Set down the material below in full, matching it exactly.

◆ Data shown ◆
━━━
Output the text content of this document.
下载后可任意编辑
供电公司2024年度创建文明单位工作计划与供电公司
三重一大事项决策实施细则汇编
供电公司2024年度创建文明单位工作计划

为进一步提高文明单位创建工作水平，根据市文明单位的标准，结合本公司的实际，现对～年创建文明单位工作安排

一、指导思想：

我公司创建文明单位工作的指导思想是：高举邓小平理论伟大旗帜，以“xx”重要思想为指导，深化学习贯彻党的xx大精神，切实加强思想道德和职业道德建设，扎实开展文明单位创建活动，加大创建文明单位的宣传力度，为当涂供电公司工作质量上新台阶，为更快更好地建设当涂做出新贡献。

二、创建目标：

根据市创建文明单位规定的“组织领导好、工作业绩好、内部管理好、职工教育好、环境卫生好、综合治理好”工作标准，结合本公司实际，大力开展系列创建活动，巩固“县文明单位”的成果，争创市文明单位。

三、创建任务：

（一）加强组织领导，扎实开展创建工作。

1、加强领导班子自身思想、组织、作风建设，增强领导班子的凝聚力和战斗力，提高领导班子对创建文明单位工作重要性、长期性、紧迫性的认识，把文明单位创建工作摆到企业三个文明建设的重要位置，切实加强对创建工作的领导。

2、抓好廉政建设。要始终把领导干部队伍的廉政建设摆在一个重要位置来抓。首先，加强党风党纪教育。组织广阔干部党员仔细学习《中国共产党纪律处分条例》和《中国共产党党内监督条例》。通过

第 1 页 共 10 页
━━━
◆ Reply to the exercise ◆
Output the text content of this document.
下载后可任意编辑
供电公司2024年度创建文明单位工作计划与供电公司
三重一大事项决策实施细则汇编
供电公司2024年度创建文明单位工作计划

为进一步提高文明单位创建工作水平，根据市文明单位的标准，结合本公司的实际，现对～年创建文明单位工作安排

一、指导思想：

我公司创建文明单位工作的指导思想是：高举邓小平理论伟大旗帜，以“xx”重要思想为指导，深化学习贯彻党的xx大精神，切实加强思想道德和职业道德建设，扎实开展文明单位创建活动，加大创建文明单位的宣传力度，为当涂供电公司工作质量上新台阶，为更快更好地建设当涂做出新贡献。

二、创建目标：

根据市创建文明单位规定的“组织领导好、工作业绩好、内部管理好、职工教育好、环境卫生好、综合治理好”工作标准，结合本公司实际，大力开展系列创建活动，巩固“县文明单位”的成果，争创市文明单位。

三、创建任务：

（一）加强组织领导，扎实开展创建工作。

1、加强领导班子自身思想、组织、作风建设，增强领导班子的凝聚力和战斗力，提高领导班子对创建文明单位工作重要性、长期性、紧迫性的认识，把文明单位创建工作摆到企业三个文明建设的重要位置，切实加强对创建工作的领导。

2、抓好廉政建设。要始终把领导干部队伍的廉政建设摆在一个重要位置来抓。首先，加强党风党纪教育。组织广阔干部党员仔细学习《中国共产党纪律处分条例》和《中国共产党党内监督条例》。通过

第 1 页 共 10 页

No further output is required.